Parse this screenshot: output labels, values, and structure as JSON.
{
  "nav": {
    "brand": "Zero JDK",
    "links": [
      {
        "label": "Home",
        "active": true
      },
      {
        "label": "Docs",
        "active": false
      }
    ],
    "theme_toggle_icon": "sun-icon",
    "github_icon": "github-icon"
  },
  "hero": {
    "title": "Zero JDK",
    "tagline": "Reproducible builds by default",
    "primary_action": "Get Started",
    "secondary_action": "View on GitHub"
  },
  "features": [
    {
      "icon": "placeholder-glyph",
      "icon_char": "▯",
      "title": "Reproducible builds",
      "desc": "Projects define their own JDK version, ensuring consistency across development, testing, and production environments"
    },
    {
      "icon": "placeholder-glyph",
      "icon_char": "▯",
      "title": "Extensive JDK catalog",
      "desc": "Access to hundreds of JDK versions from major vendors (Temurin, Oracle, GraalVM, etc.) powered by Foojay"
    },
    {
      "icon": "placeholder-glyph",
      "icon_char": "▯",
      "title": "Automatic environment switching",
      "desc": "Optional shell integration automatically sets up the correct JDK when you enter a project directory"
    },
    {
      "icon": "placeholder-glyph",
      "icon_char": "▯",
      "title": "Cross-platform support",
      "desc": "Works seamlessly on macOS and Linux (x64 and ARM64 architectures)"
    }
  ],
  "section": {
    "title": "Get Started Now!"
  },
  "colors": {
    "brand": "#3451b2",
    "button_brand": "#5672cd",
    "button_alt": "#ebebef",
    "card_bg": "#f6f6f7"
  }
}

= = =

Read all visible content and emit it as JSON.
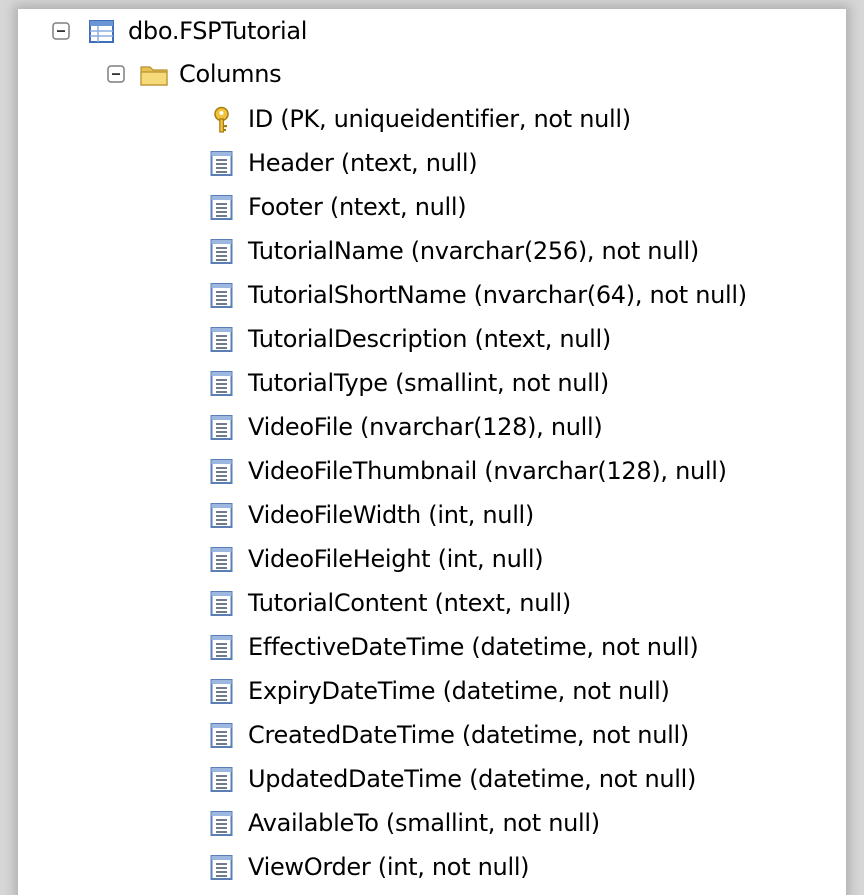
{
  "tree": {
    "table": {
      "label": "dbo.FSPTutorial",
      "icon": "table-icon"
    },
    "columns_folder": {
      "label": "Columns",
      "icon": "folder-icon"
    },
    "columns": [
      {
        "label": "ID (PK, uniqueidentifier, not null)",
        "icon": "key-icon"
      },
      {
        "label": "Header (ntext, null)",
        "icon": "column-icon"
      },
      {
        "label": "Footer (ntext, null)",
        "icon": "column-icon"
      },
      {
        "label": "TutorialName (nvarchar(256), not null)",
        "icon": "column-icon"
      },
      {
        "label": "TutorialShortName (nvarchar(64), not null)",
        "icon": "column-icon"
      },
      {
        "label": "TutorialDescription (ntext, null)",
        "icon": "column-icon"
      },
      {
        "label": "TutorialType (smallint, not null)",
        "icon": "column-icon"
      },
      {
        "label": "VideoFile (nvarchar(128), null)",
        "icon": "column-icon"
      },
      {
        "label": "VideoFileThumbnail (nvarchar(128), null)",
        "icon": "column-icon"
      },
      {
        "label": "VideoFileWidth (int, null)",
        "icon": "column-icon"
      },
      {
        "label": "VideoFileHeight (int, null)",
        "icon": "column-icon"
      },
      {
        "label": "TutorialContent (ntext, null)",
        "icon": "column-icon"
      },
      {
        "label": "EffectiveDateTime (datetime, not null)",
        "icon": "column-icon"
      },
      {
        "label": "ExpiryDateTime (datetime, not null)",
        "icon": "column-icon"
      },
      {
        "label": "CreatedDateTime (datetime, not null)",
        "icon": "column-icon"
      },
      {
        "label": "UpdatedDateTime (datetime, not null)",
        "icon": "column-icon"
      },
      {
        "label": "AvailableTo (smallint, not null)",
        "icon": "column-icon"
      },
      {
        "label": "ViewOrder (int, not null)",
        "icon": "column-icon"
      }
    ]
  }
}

= = =

Short problem:
How many lines in the data contain the string "JSON"? Respond with the number only.

Task solution:
2